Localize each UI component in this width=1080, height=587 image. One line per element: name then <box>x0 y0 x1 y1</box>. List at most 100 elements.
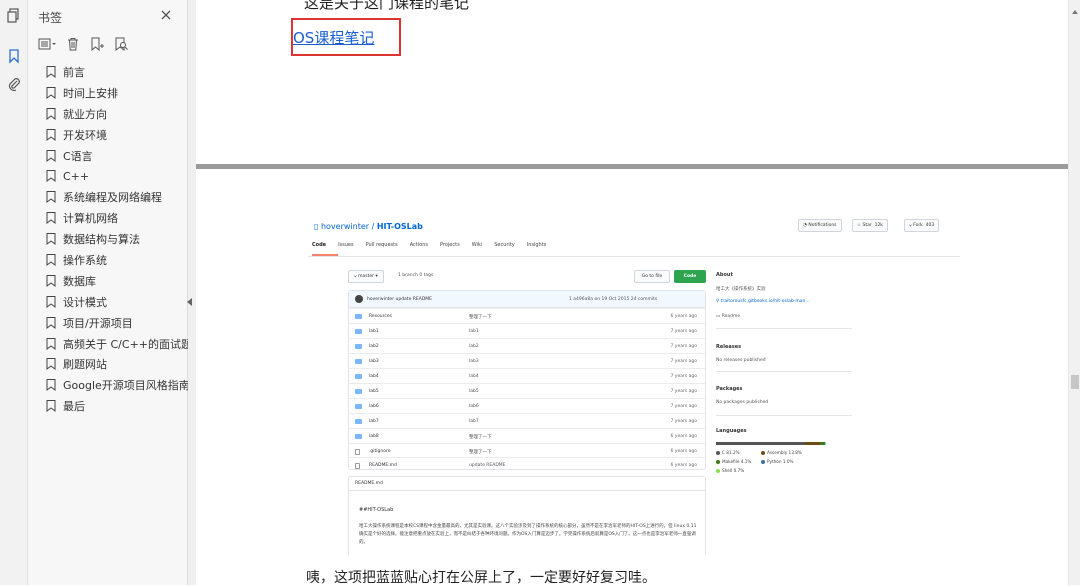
collapse-panel-icon[interactable] <box>187 298 192 306</box>
packages-heading[interactable]: Packages <box>716 386 743 392</box>
bookmark-item[interactable]: 数据结构与算法 <box>46 233 196 246</box>
folder-icon <box>355 419 362 424</box>
attachment-icon[interactable] <box>6 76 22 92</box>
panel-splitter[interactable] <box>188 0 196 585</box>
file-row[interactable]: lab8 整理了一下 6 years ago <box>349 428 705 443</box>
tabs-divider <box>308 256 960 257</box>
notifications-button[interactable]: ◔ Notifications <box>798 219 842 232</box>
bookmark-icon <box>46 274 56 287</box>
bookmark-panel-icon[interactable] <box>6 48 22 64</box>
repo-icon: ▯ <box>314 222 321 231</box>
file-row[interactable]: lab6 lab6 7 years ago <box>349 398 705 413</box>
readme-title: ##HIT-OSLab <box>359 507 394 513</box>
language-bar-segment <box>825 442 826 445</box>
folder-icon <box>355 314 362 319</box>
file-row[interactable]: lab7 lab7 7 years ago <box>349 413 705 428</box>
os-notes-link[interactable]: OS课程笔记 <box>293 27 374 48</box>
bookmark-item[interactable]: 计算机网络 <box>46 212 196 225</box>
vertical-scrollbar[interactable] <box>1068 0 1080 585</box>
language-entry: Assembly 13.8% <box>761 450 802 455</box>
latest-commit: hoverwinter update README 1 a496a8a on 1… <box>349 291 705 308</box>
tab-issues[interactable]: Issues <box>338 242 354 248</box>
repo-title[interactable]: ▯ hoverwinter / HIT-OSLab <box>314 222 423 231</box>
sidebar-divider <box>716 415 852 416</box>
about-link[interactable]: ⚲ traitorousfc.gitbooks.io/hit-oslab-man… <box>716 299 810 304</box>
file-row[interactable]: .gitignore 整理了一下 6 years ago <box>349 443 705 458</box>
pages-icon[interactable] <box>6 8 22 24</box>
go-to-file-button[interactable]: Go to file <box>634 270 670 283</box>
bookmark-item[interactable]: 高频关于 C/C++的面试题 <box>46 337 196 351</box>
branch-meta[interactable]: 1 branch 0 tags <box>398 273 433 278</box>
scroll-thumb[interactable] <box>1071 375 1079 389</box>
tab-projects[interactable]: Projects <box>440 242 460 248</box>
bookmark-icon <box>46 337 56 350</box>
readme-body: 哈工大操作系统课程是本校CS课程中含金量最高的，尤其是实验课。这八个实验涉及到了… <box>359 524 697 545</box>
language-bar-segment <box>804 442 820 445</box>
partial-text-line: 这是关于这门课程的笔记 <box>304 0 470 12</box>
bookmark-item[interactable]: 最后 <box>46 400 196 413</box>
bookmark-item[interactable]: 前言 <box>46 66 196 79</box>
bookmark-item[interactable]: C++ <box>46 170 196 183</box>
bookmark-item[interactable]: Google开源项目风格指南 <box>46 379 196 392</box>
bookmark-item[interactable]: 时间上安排 <box>46 86 196 100</box>
bookmark-item[interactable]: 操作系统 <box>46 254 196 267</box>
language-entry: Makefile 4.1% <box>716 459 751 464</box>
releases-text: No releases published <box>716 358 766 363</box>
bookmark-item[interactable]: 项目/开源项目 <box>46 316 196 330</box>
panel-title: 书签 <box>38 11 63 25</box>
language-entry: Shell 0.7% <box>716 468 744 473</box>
bookmark-panel: 书签 前言 时间上安排 就业方向 开发环境 C语言 C++ 系统编程及网络编程 … <box>28 0 192 585</box>
language-color-dot <box>716 468 720 473</box>
find-bookmark-icon[interactable] <box>114 36 128 55</box>
file-icon <box>355 449 360 455</box>
tab-pull-requests[interactable]: Pull requests <box>366 242 398 248</box>
options-menu-icon[interactable] <box>38 36 56 55</box>
about-heading: About <box>716 272 733 278</box>
bookmark-icon <box>46 379 56 392</box>
bookmark-icon <box>46 400 56 413</box>
bookmark-item[interactable]: C语言 <box>46 149 196 163</box>
bookmark-item[interactable]: 就业方向 <box>46 107 196 121</box>
file-row[interactable]: lab5 lab5 7 years ago <box>349 383 705 398</box>
delete-icon[interactable] <box>66 36 80 55</box>
tab-actions[interactable]: Actions <box>410 242 428 248</box>
close-icon[interactable] <box>159 7 173 21</box>
bookmark-item[interactable]: 数据库 <box>46 274 196 288</box>
bookmark-item[interactable]: 开发环境 <box>46 128 196 142</box>
repo-tabs: Code Issues Pull requests Actions Projec… <box>312 242 558 248</box>
avatar <box>355 295 363 303</box>
file-row[interactable]: lab1 lab1 7 years ago <box>349 323 705 338</box>
code-button[interactable]: Code <box>674 270 706 283</box>
tab-insights[interactable]: Insights <box>527 242 547 248</box>
scroll-up-icon[interactable] <box>1072 10 1078 14</box>
bookmark-icon <box>46 358 56 371</box>
bookmark-icon <box>46 316 56 329</box>
folder-icon <box>355 389 362 394</box>
bookmark-item[interactable]: 设计模式 <box>46 295 196 309</box>
file-row[interactable]: lab4 lab4 7 years ago <box>349 368 705 383</box>
file-row[interactable]: lab3 lab3 7 years ago <box>349 353 705 368</box>
document-view: 这是关于这门课程的笔记 OS课程笔记 ▯ hoverwinter / HIT-O… <box>196 0 1068 586</box>
bookmark-icon <box>46 107 56 120</box>
tab-code[interactable]: Code <box>312 242 326 248</box>
add-bookmark-icon[interactable] <box>90 36 104 55</box>
branch-selector[interactable]: ⑂ master ▾ <box>348 270 384 283</box>
bookmark-icon <box>46 86 56 99</box>
bookmark-item[interactable]: 刷题网站 <box>46 358 196 371</box>
bookmark-icon <box>46 128 56 141</box>
language-entry: Python 1.0% <box>761 459 794 464</box>
releases-heading[interactable]: Releases <box>716 344 741 350</box>
file-row[interactable]: Resources 整理了一下 6 years ago <box>349 308 705 323</box>
star-button[interactable]: ☆ Star 12k <box>852 219 888 232</box>
file-list: hoverwinter update README 1 a496a8a on 1… <box>348 290 706 470</box>
bookmark-toolbar <box>38 36 138 54</box>
bookmark-item[interactable]: 系统编程及网络编程 <box>46 191 196 204</box>
fork-button[interactable]: ⑂ Fork 403 <box>904 219 940 232</box>
tab-wiki[interactable]: Wiki <box>472 242 483 248</box>
file-row[interactable]: README.md update README 6 years ago <box>349 457 705 470</box>
readme-link[interactable]: ▭ Readme <box>716 314 740 319</box>
tab-security[interactable]: Security <box>494 242 515 248</box>
readme-panel: README.md ##HIT-OSLab 哈工大操作系统课程是本校CS课程中含… <box>348 476 706 555</box>
folder-icon <box>355 434 362 439</box>
file-row[interactable]: lab2 lab2 7 years ago <box>349 338 705 353</box>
☆ ☆ ☆
Exercise prompt |
Please convert every item above into a JSON list of strings with one string per line, skipping blank lines and leaving the pictures out of the answer.

Answer |
[
  "Localize each UI component in this width=1080, height=587 image. One line per element: name then <box>x0 y0 x1 y1</box>. List at most 100 elements.",
  "collapse-panel-icon[interactable] <box>187 298 192 306</box>",
  "packages-heading[interactable]: Packages <box>716 386 743 392</box>",
  "bookmark-item[interactable]: 数据结构与算法 <box>46 233 196 246</box>",
  "folder-icon <box>355 419 362 424</box>",
  "attachment-icon[interactable] <box>6 76 22 92</box>",
  "panel-splitter[interactable] <box>188 0 196 585</box>",
  "file-row[interactable]: lab8 整理了一下 6 years ago <box>349 428 705 443</box>",
  "tabs-divider <box>308 256 960 257</box>",
  "notifications-button[interactable]: ◔ Notifications <box>798 219 842 232</box>",
  "bookmark-icon <box>46 274 56 287</box>",
  "bookmark-panel-icon[interactable] <box>6 48 22 64</box>",
  "repo-icon: ▯ <box>314 222 321 231</box>",
  "file-row[interactable]: lab6 lab6 7 years ago <box>349 398 705 413</box>",
  "readme-title: ##HIT-OSLab <box>359 507 394 513</box>",
  "language-bar-segment <box>825 442 826 445</box>",
  "folder-icon <box>355 314 362 319</box>",
  "file-row[interactable]: lab7 lab7 7 years ago <box>349 413 705 428</box>",
  "os-notes-link[interactable]: OS课程笔记 <box>293 27 374 48</box>",
  "bookmark-item[interactable]: 计算机网络 <box>46 212 196 225</box>",
  "vertical-scrollbar[interactable] <box>1068 0 1080 585</box>",
  "language-entry: Assembly 13.8% <box>761 450 802 455</box>",
  "latest-commit: hoverwinter update README 1 a496a8a on 1… <box>349 291 705 308</box>",
  "tab-issues[interactable]: Issues <box>338 242 354 248</box>",
  "repo-title[interactable]: ▯ hoverwinter / HIT-OSLab <box>314 222 423 231</box>",
  "sidebar-divider <box>716 415 852 416</box>",
  "about-link[interactable]: ⚲ traitorousfc.gitbooks.io/hit-oslab-man… <box>716 299 810 304</box>",
  "file-row[interactable]: .gitignore 整理了一下 6 years ago <box>349 443 705 458</box>",
  "pages-icon[interactable] <box>6 8 22 24</box>",
  "go-to-file-button[interactable]: Go to file <box>634 270 670 283</box>",
  "bookmark-item[interactable]: 高频关于 C/C++的面试题 <box>46 337 196 351</box>",
  "branch-meta[interactable]: 1 branch 0 tags <box>398 273 433 278</box>",
  "scroll-thumb[interactable] <box>1071 375 1079 389</box>",
  "tab-projects[interactable]: Projects <box>440 242 460 248</box>",
  "bookmark-icon <box>46 337 56 350</box>",
  "readme-body: 哈工大操作系统课程是本校CS课程中含金量最高的，尤其是实验课。这八个实验涉及到了… <box>359 524 697 545</box>",
  "language-bar-segment <box>804 442 820 445</box>",
  "partial-text-line: 这是关于这门课程的笔记 <box>304 0 470 12</box>",
  "bookmark-item[interactable]: 最后 <box>46 400 196 413</box>",
  "bookmark-item[interactable]: 前言 <box>46 66 196 79</box>",
  "bookmark-item[interactable]: C++ <box>46 170 196 183</box>",
  "bookmark-item[interactable]: Google开源项目风格指南 <box>46 379 196 392</box>",
  "bookmark-item[interactable]: 时间上安排 <box>46 86 196 100</box>",
  "bookmark-item[interactable]: 操作系统 <box>46 254 196 267</box>",
  "language-entry: Makefile 4.1% <box>716 459 751 464</box>",
  "releases-text: No releases published <box>716 358 766 363</box>",
  "bookmark-item[interactable]: 项目/开源项目 <box>46 316 196 330</box>",
  "panel-title: 书签 <box>38 11 63 25</box>",
  "language-entry: Shell 0.7% <box>716 468 744 473</box>",
  "bookmark-panel: 书签 前言 时间上安排 就业方向 开发环境 C语言 C++ 系统编程及网络编程 … <box>28 0 192 585</box>",
  "language-color-dot <box>716 468 720 473</box>",
  "find-bookmark-icon[interactable] <box>114 36 128 55</box>",
  "file-icon <box>355 449 360 455</box>",
  "tab-pull-requests[interactable]: Pull requests <box>366 242 398 248</box>",
  "options-menu-icon[interactable] <box>38 36 56 55</box>",
  "about-heading: About <box>716 272 733 278</box>",
  "bookmark-icon <box>46 379 56 392</box>",
  "bookmark-icon <box>46 400 56 413</box>",
  "bookmark-item[interactable]: C语言 <box>46 149 196 163</box>",
  "bookmark-item[interactable]: 就业方向 <box>46 107 196 121</box>",
  "file-row[interactable]: lab5 lab5 7 years ago <box>349 383 705 398</box>",
  "delete-icon[interactable] <box>66 36 80 55</box>",
  "tab-actions[interactable]: Actions <box>410 242 428 248</box>",
  "close-icon[interactable] <box>159 7 173 21</box>",
  "bookmark-item[interactable]: 数据库 <box>46 274 196 288</box>",
  "bookmark-item[interactable]: 开发环境 <box>46 128 196 142</box>",
  "repo-tabs: Code Issues Pull requests Actions Projec… <box>312 242 558 248</box>",
  "avatar <box>355 295 363 303</box>",
  "file-row[interactable]: lab1 lab1 7 years ago <box>349 323 705 338</box>",
  "code-button[interactable]: Code <box>674 270 706 283</box>",
  "tab-insights[interactable]: Insights <box>527 242 547 248</box>",
  "scroll-up-icon[interactable] <box>1072 10 1078 14</box>",
  "bookmark-icon <box>46 358 56 371</box>",
  "bookmark-icon <box>46 316 56 329</box>",
  "folder-icon <box>355 389 362 394</box>",
  "bookmark-item[interactable]: 设计模式 <box>46 295 196 309</box>",
  "file-row[interactable]: lab4 lab4 7 years ago <box>349 368 705 383</box>",
  "file-row[interactable]: lab3 lab3 7 years ago <box>349 353 705 368</box>",
  "document-view: 这是关于这门课程的笔记 OS课程笔记 ▯ hoverwinter / HIT-O… <box>196 0 1068 586</box>",
  "bookmark-icon <box>46 107 56 120</box>",
  "tab-code[interactable]: Code <box>312 242 326 248</box>",
  "add-bookmark-icon[interactable] <box>90 36 104 55</box>",
  "branch-selector[interactable]: ⑂ master ▾ <box>348 270 384 283</box>",
  "bookmark-icon <box>46 86 56 99</box>",
  "bookmark-item[interactable]: 刷题网站 <box>46 358 196 371</box>",
  "bookmark-icon <box>46 128 56 141</box>",
  "language-entry: Python 1.0% <box>761 459 794 464</box>",
  "releases-heading[interactable]: Releases <box>716 344 741 350</box>",
  "file-row[interactable]: Resources 整理了一下 6 years ago <box>349 308 705 323</box>",
  "star-button[interactable]: ☆ Star 12k <box>852 219 888 232</box>",
  "file-list: hoverwinter update README 1 a496a8a on 1… <box>348 290 706 470</box>",
  "bookmark-toolbar <box>38 36 138 54</box>",
  "bookmark-item[interactable]: 系统编程及网络编程 <box>46 191 196 204</box>",
  "fork-button[interactable]: ⑂ Fork 403 <box>904 219 940 232</box>",
  "tab-wiki[interactable]: Wiki <box>472 242 483 248</box>",
  "file-row[interactable]: README.md update README 6 years ago <box>349 457 705 470</box>",
  "readme-link[interactable]: ▭ Readme <box>716 314 740 319</box>",
  "tab-security[interactable]: Security <box>494 242 515 248</box>",
  "readme-panel: README.md ##HIT-OSLab 哈工大操作系统课程是本校CS课程中含… <box>348 476 706 555</box>",
  "folder-icon <box>355 434 362 439</box>",
  "file-row[interactable]: lab2 lab2 7 years ago <box>349 338 705 353</box>"
]